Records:
════════════════════
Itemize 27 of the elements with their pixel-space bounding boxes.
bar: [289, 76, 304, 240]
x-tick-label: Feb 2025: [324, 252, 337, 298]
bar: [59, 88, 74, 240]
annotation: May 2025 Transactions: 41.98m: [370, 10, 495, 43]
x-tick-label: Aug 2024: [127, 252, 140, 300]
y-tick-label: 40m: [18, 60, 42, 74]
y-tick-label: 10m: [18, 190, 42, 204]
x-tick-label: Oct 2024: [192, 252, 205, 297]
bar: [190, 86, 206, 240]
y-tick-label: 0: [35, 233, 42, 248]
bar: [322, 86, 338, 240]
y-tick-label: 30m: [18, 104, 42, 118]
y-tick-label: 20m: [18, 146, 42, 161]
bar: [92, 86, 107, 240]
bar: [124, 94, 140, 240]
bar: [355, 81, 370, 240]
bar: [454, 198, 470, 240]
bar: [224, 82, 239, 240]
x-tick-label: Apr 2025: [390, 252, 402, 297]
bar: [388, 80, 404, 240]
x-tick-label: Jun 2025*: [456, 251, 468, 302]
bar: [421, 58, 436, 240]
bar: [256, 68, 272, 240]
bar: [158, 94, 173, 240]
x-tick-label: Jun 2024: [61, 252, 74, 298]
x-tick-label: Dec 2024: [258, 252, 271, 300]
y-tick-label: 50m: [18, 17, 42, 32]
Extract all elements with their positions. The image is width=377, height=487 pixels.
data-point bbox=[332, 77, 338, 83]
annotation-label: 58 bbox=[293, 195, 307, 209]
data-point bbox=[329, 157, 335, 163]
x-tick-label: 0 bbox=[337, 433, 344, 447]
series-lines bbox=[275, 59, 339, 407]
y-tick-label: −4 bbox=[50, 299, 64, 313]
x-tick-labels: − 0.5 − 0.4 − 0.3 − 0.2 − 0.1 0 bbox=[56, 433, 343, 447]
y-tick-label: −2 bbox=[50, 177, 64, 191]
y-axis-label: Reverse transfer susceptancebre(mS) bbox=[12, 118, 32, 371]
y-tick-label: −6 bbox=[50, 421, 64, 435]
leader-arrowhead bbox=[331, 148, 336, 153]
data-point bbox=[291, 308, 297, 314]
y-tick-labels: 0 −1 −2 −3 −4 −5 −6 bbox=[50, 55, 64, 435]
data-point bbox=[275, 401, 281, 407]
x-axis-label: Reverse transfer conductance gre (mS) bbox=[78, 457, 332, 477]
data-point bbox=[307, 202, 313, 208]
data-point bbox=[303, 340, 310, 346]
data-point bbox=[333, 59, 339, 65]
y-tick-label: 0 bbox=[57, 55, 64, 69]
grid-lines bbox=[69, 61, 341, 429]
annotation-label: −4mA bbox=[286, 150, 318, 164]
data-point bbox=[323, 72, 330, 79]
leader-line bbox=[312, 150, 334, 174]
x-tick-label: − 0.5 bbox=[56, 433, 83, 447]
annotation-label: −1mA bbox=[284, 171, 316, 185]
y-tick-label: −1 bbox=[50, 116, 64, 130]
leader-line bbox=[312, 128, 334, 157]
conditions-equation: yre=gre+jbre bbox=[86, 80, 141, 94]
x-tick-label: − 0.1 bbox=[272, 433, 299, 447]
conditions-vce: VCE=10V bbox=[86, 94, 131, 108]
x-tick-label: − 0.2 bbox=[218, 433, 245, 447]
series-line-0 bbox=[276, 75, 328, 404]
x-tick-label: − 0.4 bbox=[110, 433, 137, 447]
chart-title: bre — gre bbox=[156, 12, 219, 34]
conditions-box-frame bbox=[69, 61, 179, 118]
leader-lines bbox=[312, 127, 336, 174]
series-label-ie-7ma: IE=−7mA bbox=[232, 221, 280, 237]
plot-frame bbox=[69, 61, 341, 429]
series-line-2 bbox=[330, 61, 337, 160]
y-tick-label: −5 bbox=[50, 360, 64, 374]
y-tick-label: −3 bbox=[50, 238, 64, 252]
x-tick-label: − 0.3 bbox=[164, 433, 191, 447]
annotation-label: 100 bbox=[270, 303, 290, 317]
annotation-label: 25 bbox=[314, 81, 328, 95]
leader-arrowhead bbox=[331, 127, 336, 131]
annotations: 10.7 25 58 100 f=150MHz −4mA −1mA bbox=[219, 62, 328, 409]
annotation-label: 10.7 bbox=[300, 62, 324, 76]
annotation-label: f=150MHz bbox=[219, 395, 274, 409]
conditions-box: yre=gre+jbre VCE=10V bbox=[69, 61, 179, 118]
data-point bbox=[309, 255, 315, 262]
════════════════════
▸ **What is asked**
Copy out every one of the rows above verbatim, changing nothing.

▸ **Solution for this task**
Itemize 27 of the elements with their pixel-space bounding boxes.
bar: [289, 76, 304, 240]
x-tick-label: Feb 2025: [324, 252, 337, 298]
bar: [59, 88, 74, 240]
annotation: May 2025 Transactions: 41.98m: [370, 10, 495, 43]
x-tick-label: Aug 2024: [127, 252, 140, 300]
y-tick-label: 40m: [18, 60, 42, 74]
y-tick-label: 10m: [18, 190, 42, 204]
x-tick-label: Oct 2024: [192, 252, 205, 297]
bar: [190, 86, 206, 240]
y-tick-label: 0: [35, 233, 42, 248]
bar: [322, 86, 338, 240]
y-tick-label: 30m: [18, 104, 42, 118]
y-tick-label: 20m: [18, 146, 42, 161]
bar: [92, 86, 107, 240]
bar: [124, 94, 140, 240]
bar: [355, 81, 370, 240]
bar: [454, 198, 470, 240]
bar: [224, 82, 239, 240]
x-tick-label: Apr 2025: [390, 252, 402, 297]
bar: [388, 80, 404, 240]
x-tick-label: Jun 2025*: [456, 251, 468, 302]
bar: [421, 58, 436, 240]
bar: [256, 68, 272, 240]
bar: [158, 94, 173, 240]
x-tick-label: Jun 2024: [61, 252, 74, 298]
x-tick-label: Dec 2024: [258, 252, 271, 300]
y-tick-label: 50m: [18, 17, 42, 32]
Extract all elements with their positions. The image is width=377, height=487 pixels.
data-point bbox=[332, 77, 338, 83]
annotation-label: 58 bbox=[293, 195, 307, 209]
data-point bbox=[329, 157, 335, 163]
x-tick-label: 0 bbox=[337, 433, 344, 447]
series-lines bbox=[275, 59, 339, 407]
y-tick-label: −4 bbox=[50, 299, 64, 313]
x-tick-labels: − 0.5 − 0.4 − 0.3 − 0.2 − 0.1 0 bbox=[56, 433, 343, 447]
y-tick-label: −2 bbox=[50, 177, 64, 191]
y-axis-label: Reverse transfer susceptancebre(mS) bbox=[12, 118, 32, 371]
y-tick-label: −6 bbox=[50, 421, 64, 435]
leader-arrowhead bbox=[331, 148, 336, 153]
data-point bbox=[291, 308, 297, 314]
y-tick-labels: 0 −1 −2 −3 −4 −5 −6 bbox=[50, 55, 64, 435]
data-point bbox=[275, 401, 281, 407]
x-axis-label: Reverse transfer conductance gre (mS) bbox=[78, 457, 332, 477]
data-point bbox=[307, 202, 313, 208]
data-point bbox=[303, 340, 310, 346]
data-point bbox=[333, 59, 339, 65]
y-tick-label: 0 bbox=[57, 55, 64, 69]
grid-lines bbox=[69, 61, 341, 429]
annotation-label: −4mA bbox=[286, 150, 318, 164]
data-point bbox=[323, 72, 330, 79]
leader-line bbox=[312, 150, 334, 174]
x-tick-label: − 0.5 bbox=[56, 433, 83, 447]
annotation-label: −1mA bbox=[284, 171, 316, 185]
y-tick-label: −1 bbox=[50, 116, 64, 130]
leader-line bbox=[312, 128, 334, 157]
conditions-equation: yre=gre+jbre bbox=[86, 80, 141, 94]
x-tick-label: − 0.1 bbox=[272, 433, 299, 447]
conditions-vce: VCE=10V bbox=[86, 94, 131, 108]
x-tick-label: − 0.2 bbox=[218, 433, 245, 447]
series-line-0 bbox=[276, 75, 328, 404]
x-tick-label: − 0.4 bbox=[110, 433, 137, 447]
chart-title: bre — gre bbox=[156, 12, 219, 34]
conditions-box-frame bbox=[69, 61, 179, 118]
leader-lines bbox=[312, 127, 336, 174]
series-label-ie-7ma: IE=−7mA bbox=[232, 221, 280, 237]
plot-frame bbox=[69, 61, 341, 429]
series-line-2 bbox=[330, 61, 337, 160]
y-tick-label: −5 bbox=[50, 360, 64, 374]
y-tick-label: −3 bbox=[50, 238, 64, 252]
x-tick-label: − 0.3 bbox=[164, 433, 191, 447]
annotation-label: 100 bbox=[270, 303, 290, 317]
annotation-label: 25 bbox=[314, 81, 328, 95]
leader-arrowhead bbox=[331, 127, 336, 131]
annotations: 10.7 25 58 100 f=150MHz −4mA −1mA bbox=[219, 62, 328, 409]
annotation-label: 10.7 bbox=[300, 62, 324, 76]
annotation-label: f=150MHz bbox=[219, 395, 274, 409]
conditions-box: yre=gre+jbre VCE=10V bbox=[69, 61, 179, 118]
data-point bbox=[309, 255, 315, 262]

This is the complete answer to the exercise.